_What to do_
Return the listing below in full, with every line exactly as it is.

☆ ☆ ☆

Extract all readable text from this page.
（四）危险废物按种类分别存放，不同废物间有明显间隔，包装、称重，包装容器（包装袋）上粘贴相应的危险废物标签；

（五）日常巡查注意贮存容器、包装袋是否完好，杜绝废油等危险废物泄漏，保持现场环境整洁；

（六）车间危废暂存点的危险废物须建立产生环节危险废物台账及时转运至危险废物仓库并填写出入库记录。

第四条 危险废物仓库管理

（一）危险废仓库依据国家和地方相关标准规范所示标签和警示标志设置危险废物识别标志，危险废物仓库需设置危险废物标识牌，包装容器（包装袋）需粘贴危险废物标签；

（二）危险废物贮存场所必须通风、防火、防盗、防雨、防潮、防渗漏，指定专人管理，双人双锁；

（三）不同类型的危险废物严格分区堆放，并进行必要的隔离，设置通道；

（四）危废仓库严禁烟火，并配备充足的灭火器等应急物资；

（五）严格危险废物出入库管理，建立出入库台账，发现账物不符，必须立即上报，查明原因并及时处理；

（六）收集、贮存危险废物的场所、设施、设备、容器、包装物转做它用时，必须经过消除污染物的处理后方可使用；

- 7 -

☆ ☆ ☆

_Correct answer_
Extract all readable text from this page.
（四）危险废物按种类分别存放，不同废物间有明显间隔，包装、称重，包装容器（包装袋）上粘贴相应的危险废物标签；

（五）日常巡查注意贮存容器、包装袋是否完好，杜绝废油等危险废物泄漏，保持现场环境整洁；

（六）车间危废暂存点的危险废物须建立产生环节危险废物台账及时转运至危险废物仓库并填写出入库记录。

第四条 危险废物仓库管理

（一）危险废仓库依据国家和地方相关标准规范所示标签和警示标志设置危险废物识别标志，危险废物仓库需设置危险废物标识牌，包装容器（包装袋）需粘贴危险废物标签；

（二）危险废物贮存场所必须通风、防火、防盗、防雨、防潮、防渗漏，指定专人管理，双人双锁；

（三）不同类型的危险废物严格分区堆放，并进行必要的隔离，设置通道；

（四）危废仓库严禁烟火，并配备充足的灭火器等应急物资；

（五）严格危险废物出入库管理，建立出入库台账，发现账物不符，必须立即上报，查明原因并及时处理；

（六）收集、贮存危险废物的场所、设施、设备、容器、包装物转做它用时，必须经过消除污染物的处理后方可使用；

- 7 -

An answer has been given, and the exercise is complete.